**WRITTEN EXERCISE:**
Reproduce the material from its first line down to the line containing "legend-swatch bbox=[436, 95, 450, 109]", updating "legend-title" to "legend-heading" and leaving everything else as it stands.

**RECORDS:**
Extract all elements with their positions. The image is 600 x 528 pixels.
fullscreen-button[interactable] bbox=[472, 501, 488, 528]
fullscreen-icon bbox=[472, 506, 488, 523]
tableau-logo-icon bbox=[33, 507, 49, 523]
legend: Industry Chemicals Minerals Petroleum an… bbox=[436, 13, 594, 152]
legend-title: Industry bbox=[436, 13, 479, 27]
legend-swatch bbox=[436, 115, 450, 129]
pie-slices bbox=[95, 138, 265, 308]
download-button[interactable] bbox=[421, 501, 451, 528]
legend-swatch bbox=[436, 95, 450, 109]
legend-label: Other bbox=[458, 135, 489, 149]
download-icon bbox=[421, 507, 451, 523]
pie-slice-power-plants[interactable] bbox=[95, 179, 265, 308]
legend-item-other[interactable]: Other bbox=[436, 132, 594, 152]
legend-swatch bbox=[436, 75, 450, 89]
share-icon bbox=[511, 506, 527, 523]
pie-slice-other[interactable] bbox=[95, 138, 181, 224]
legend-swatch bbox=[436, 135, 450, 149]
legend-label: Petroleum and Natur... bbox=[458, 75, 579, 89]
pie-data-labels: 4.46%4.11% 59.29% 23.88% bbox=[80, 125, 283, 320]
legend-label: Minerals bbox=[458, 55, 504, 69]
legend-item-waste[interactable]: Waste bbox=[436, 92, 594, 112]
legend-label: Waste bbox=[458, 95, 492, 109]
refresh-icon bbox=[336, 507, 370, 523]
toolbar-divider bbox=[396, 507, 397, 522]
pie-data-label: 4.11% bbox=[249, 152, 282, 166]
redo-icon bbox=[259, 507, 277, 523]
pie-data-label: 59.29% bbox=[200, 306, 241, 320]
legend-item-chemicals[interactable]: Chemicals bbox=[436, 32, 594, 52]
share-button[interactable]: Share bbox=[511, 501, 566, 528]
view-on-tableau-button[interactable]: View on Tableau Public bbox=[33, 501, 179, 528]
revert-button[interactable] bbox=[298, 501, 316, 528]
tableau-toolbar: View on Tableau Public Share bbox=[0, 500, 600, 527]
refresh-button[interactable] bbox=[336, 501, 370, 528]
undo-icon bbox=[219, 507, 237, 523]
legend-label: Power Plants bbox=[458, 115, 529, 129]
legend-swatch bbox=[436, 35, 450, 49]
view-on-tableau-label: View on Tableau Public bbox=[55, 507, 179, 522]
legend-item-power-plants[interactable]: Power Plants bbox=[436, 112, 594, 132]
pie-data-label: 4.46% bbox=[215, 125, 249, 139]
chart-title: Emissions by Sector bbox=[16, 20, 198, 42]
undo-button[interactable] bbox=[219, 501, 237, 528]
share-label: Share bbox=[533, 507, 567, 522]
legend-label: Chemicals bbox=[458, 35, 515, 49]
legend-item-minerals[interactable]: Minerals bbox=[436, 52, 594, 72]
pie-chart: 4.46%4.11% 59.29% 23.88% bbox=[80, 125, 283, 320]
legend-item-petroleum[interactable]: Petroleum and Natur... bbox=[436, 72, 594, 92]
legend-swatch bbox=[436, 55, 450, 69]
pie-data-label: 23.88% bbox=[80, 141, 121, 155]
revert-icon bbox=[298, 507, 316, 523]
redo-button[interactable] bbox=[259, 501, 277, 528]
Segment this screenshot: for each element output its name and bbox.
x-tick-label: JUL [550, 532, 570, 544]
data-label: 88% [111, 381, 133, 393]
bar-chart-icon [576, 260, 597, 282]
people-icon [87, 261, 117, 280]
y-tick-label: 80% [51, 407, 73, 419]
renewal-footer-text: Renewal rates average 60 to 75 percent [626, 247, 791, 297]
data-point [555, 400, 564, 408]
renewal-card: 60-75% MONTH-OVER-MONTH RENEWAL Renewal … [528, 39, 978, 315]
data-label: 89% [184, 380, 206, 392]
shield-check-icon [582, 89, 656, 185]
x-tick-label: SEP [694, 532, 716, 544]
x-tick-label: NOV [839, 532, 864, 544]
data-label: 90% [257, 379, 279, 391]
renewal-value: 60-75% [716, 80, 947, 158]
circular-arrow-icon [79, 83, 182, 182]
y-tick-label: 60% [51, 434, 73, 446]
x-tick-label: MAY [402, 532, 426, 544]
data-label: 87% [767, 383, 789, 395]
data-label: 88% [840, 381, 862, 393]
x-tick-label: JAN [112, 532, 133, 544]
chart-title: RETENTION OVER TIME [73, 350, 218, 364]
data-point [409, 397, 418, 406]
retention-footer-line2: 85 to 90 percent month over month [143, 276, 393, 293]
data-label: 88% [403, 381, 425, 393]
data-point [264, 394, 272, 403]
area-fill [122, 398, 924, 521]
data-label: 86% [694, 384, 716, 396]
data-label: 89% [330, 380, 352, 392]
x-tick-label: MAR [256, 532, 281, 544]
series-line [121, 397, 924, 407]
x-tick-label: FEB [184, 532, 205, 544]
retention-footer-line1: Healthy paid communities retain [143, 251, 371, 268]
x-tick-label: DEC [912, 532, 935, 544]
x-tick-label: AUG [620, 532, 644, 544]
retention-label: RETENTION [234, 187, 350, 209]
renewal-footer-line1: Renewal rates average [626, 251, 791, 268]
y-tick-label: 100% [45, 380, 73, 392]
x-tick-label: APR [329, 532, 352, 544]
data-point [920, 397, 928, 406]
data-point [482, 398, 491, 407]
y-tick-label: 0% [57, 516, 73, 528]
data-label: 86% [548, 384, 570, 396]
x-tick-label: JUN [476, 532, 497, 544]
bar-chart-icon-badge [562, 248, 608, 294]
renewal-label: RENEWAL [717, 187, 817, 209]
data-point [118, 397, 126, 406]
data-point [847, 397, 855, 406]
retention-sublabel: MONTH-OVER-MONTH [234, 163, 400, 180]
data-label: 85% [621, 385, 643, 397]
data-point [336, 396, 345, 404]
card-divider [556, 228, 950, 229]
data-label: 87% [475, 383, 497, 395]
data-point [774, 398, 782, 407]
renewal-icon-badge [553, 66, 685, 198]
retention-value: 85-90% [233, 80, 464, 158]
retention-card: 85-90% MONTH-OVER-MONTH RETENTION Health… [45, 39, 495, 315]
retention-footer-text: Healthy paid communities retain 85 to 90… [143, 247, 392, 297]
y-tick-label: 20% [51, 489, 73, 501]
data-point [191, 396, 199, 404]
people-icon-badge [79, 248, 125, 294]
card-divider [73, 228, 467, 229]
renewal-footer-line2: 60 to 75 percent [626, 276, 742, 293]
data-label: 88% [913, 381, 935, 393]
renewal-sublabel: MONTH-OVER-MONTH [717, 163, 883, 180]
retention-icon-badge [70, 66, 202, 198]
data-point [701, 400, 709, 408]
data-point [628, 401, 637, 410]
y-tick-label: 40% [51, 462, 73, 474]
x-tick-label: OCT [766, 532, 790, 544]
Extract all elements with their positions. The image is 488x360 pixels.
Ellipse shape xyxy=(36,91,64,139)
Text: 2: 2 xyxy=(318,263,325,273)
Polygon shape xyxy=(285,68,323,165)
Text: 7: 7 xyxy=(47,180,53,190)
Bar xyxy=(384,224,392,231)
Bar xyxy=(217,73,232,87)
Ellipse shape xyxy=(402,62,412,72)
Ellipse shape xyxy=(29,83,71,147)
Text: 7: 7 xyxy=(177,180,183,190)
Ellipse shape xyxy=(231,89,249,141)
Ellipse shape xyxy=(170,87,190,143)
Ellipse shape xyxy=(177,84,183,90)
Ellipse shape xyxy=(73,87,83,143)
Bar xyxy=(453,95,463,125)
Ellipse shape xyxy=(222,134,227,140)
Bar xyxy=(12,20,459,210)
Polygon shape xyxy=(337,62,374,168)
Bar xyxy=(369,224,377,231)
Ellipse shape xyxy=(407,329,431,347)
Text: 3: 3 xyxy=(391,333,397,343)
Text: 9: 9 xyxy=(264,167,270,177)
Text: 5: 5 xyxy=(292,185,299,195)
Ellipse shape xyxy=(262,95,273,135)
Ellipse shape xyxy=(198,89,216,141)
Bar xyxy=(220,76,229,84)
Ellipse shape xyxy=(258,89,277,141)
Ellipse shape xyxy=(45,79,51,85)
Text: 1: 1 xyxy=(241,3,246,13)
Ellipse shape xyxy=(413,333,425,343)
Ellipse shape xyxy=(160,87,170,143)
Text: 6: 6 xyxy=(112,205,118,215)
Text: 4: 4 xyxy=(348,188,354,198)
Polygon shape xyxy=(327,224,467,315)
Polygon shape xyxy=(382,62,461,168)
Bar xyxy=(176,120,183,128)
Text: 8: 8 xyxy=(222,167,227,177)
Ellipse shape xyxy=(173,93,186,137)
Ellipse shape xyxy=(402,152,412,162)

**SOLUTION TO THIS EXERCISE:**
Extract all elements with their positions. The image is 600 x 528 pixels.
fullscreen-button[interactable] bbox=[472, 501, 488, 528]
fullscreen-icon bbox=[472, 506, 488, 523]
tableau-logo-icon bbox=[33, 507, 49, 523]
legend: Industry Chemicals Minerals Petroleum an… bbox=[436, 13, 594, 152]
legend-heading: Industry bbox=[436, 13, 479, 27]
legend-swatch bbox=[436, 115, 450, 129]
pie-slices bbox=[95, 138, 265, 308]
download-button[interactable] bbox=[421, 501, 451, 528]
legend-swatch bbox=[436, 95, 450, 109]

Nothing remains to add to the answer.